**Record extracts**
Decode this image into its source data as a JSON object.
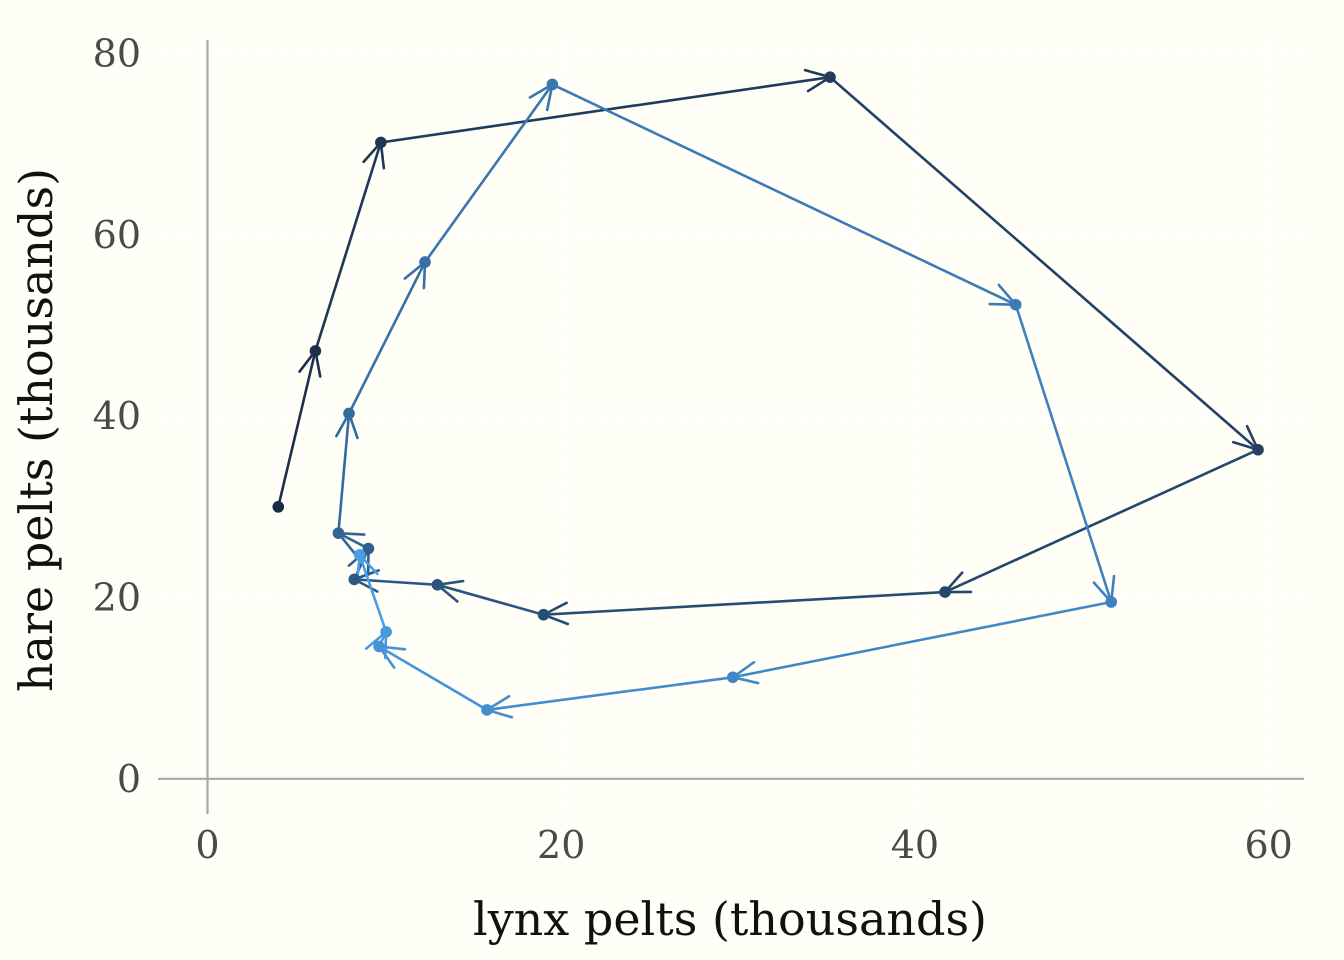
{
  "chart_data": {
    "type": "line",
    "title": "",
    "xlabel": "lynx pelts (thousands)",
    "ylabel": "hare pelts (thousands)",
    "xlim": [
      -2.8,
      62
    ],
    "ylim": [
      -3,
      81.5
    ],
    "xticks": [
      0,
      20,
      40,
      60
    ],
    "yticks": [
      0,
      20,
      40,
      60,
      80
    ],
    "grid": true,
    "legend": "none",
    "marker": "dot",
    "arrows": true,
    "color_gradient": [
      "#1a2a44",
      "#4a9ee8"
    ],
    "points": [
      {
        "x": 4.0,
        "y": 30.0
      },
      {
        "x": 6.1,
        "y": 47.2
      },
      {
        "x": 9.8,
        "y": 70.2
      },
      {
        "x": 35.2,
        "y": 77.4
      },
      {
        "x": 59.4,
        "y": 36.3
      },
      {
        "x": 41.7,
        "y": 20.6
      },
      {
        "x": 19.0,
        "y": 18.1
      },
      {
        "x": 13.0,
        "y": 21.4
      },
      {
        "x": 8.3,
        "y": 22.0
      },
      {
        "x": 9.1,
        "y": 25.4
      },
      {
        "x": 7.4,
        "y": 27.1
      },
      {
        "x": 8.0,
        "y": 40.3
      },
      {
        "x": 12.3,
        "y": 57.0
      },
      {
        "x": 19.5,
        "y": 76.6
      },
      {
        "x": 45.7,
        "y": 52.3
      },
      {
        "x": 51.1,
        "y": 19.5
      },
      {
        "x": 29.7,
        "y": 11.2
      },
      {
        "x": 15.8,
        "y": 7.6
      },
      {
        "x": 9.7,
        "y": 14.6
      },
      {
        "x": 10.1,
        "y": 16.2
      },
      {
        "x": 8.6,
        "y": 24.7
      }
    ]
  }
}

**What you will do**
Will you restate every entry word for word and omit the images?

**Result below**
Decode this image into its source data as a JSON object.
{
  "chart_data": {
    "type": "line",
    "title": "",
    "xlabel": "lynx pelts (thousands)",
    "ylabel": "hare pelts (thousands)",
    "xlim": [
      -2.8,
      62
    ],
    "ylim": [
      -3,
      81.5
    ],
    "xticks": [
      0,
      20,
      40,
      60
    ],
    "yticks": [
      0,
      20,
      40,
      60,
      80
    ],
    "grid": true,
    "legend": "none",
    "marker": "dot",
    "arrows": true,
    "color_gradient": [
      "#1a2a44",
      "#4a9ee8"
    ],
    "points": [
      {
        "x": 4.0,
        "y": 30.0
      },
      {
        "x": 6.1,
        "y": 47.2
      },
      {
        "x": 9.8,
        "y": 70.2
      },
      {
        "x": 35.2,
        "y": 77.4
      },
      {
        "x": 59.4,
        "y": 36.3
      },
      {
        "x": 41.7,
        "y": 20.6
      },
      {
        "x": 19.0,
        "y": 18.1
      },
      {
        "x": 13.0,
        "y": 21.4
      },
      {
        "x": 8.3,
        "y": 22.0
      },
      {
        "x": 9.1,
        "y": 25.4
      },
      {
        "x": 7.4,
        "y": 27.1
      },
      {
        "x": 8.0,
        "y": 40.3
      },
      {
        "x": 12.3,
        "y": 57.0
      },
      {
        "x": 19.5,
        "y": 76.6
      },
      {
        "x": 45.7,
        "y": 52.3
      },
      {
        "x": 51.1,
        "y": 19.5
      },
      {
        "x": 29.7,
        "y": 11.2
      },
      {
        "x": 15.8,
        "y": 7.6
      },
      {
        "x": 9.7,
        "y": 14.6
      },
      {
        "x": 10.1,
        "y": 16.2
      },
      {
        "x": 8.6,
        "y": 24.7
      }
    ]
  }
}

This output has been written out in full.